Display every line of the entries below that contains the string "Locks".

### SUPPLIED DATA

===

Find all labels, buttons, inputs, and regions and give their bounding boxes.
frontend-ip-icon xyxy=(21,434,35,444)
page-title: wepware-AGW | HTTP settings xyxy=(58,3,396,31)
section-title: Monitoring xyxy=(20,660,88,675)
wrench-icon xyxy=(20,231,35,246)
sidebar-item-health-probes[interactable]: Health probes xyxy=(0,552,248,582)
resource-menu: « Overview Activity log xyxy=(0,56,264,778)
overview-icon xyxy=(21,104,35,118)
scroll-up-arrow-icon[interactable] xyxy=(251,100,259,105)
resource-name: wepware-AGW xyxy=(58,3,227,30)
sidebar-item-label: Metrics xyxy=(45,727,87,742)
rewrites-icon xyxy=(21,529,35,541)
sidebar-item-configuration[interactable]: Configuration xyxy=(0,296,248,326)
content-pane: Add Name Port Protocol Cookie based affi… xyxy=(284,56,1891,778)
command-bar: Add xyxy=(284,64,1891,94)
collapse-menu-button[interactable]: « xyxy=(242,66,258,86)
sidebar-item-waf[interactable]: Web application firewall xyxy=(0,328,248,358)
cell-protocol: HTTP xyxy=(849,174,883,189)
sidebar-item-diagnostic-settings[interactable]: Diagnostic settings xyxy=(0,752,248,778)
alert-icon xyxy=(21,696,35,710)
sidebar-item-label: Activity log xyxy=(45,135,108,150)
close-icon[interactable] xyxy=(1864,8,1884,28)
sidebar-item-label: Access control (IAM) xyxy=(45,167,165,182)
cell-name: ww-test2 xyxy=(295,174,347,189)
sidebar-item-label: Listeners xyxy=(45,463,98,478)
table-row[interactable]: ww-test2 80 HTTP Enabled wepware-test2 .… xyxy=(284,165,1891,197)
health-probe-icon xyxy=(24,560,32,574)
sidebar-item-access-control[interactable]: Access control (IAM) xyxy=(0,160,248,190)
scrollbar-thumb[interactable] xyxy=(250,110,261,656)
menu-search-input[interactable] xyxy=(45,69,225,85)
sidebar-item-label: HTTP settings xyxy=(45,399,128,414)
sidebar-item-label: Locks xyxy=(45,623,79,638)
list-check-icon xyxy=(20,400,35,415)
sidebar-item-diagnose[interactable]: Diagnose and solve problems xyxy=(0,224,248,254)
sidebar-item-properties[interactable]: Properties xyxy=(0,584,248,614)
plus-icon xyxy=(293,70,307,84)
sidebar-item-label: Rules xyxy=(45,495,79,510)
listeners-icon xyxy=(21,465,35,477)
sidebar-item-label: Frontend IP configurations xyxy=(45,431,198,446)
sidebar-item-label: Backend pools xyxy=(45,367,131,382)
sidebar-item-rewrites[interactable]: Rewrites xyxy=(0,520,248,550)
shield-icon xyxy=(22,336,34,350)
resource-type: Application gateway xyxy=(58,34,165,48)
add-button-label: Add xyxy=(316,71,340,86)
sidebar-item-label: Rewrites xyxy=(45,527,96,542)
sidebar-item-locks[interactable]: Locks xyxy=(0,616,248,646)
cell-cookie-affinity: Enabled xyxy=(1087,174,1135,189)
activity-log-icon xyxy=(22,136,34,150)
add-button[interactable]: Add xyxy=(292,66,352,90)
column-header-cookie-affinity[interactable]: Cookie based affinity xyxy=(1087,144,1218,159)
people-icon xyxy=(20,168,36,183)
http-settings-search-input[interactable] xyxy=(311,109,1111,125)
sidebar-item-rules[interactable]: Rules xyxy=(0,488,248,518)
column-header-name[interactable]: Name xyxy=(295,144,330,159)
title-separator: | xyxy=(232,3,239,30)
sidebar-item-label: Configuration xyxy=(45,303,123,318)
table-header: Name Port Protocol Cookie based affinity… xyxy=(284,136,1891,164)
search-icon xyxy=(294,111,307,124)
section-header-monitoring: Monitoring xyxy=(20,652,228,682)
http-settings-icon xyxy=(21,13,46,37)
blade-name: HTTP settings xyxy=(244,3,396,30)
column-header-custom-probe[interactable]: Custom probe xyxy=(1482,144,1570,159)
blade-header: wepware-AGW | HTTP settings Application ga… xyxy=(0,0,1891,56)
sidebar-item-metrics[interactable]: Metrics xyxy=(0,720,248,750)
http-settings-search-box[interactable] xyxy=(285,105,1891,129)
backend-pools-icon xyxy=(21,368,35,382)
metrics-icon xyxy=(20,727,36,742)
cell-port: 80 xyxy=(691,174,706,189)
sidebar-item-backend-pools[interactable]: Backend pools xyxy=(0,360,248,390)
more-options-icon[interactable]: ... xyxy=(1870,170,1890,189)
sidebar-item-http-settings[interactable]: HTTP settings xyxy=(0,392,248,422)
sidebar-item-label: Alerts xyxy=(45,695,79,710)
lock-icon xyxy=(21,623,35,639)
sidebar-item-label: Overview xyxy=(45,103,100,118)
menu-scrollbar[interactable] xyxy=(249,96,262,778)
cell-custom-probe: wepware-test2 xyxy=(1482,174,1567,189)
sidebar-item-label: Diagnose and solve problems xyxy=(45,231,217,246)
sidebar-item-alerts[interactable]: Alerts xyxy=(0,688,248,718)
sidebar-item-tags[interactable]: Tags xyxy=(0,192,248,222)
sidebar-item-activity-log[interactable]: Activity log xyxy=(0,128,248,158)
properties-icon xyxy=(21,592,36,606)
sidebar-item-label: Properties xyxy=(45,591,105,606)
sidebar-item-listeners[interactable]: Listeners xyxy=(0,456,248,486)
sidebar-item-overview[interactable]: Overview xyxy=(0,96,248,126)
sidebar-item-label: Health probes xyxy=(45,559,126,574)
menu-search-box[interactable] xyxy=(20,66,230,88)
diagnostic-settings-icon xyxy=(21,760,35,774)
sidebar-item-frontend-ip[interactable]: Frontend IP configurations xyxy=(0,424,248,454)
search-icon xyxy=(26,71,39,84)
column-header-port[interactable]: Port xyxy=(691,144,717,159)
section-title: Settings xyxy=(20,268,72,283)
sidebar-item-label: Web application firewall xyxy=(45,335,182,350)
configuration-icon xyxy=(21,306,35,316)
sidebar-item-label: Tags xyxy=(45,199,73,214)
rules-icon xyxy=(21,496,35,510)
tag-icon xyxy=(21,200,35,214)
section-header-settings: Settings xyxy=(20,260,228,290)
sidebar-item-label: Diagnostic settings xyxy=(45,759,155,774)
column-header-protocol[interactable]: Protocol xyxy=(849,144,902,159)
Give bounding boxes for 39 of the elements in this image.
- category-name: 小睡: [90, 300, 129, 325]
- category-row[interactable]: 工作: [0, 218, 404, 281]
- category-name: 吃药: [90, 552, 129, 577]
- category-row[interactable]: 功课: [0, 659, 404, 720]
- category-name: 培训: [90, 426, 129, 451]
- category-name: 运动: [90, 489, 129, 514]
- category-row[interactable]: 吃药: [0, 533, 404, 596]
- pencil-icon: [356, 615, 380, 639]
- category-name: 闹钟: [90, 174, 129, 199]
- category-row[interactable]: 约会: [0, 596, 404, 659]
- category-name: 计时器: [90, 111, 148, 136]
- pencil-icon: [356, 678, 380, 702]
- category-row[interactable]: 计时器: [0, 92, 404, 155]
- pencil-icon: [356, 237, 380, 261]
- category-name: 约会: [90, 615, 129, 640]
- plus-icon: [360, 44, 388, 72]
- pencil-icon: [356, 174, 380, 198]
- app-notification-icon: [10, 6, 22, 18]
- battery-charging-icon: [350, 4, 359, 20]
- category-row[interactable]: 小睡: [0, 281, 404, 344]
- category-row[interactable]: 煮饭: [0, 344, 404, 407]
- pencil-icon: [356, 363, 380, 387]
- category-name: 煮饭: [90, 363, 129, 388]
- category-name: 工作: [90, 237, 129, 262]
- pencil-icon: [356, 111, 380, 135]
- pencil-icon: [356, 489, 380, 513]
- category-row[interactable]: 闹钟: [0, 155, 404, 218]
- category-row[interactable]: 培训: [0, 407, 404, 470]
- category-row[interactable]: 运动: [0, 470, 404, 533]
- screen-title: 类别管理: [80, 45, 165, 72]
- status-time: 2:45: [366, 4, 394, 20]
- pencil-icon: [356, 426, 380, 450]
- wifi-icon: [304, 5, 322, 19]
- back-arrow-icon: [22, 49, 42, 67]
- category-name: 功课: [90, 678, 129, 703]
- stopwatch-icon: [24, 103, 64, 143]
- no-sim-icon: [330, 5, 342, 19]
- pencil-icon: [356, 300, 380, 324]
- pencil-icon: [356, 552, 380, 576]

===

### ANSWER BELOW
sidebar-item-label: Locks xyxy=(45,623,79,638)
sidebar-item-locks[interactable]: Locks xyxy=(0,616,248,646)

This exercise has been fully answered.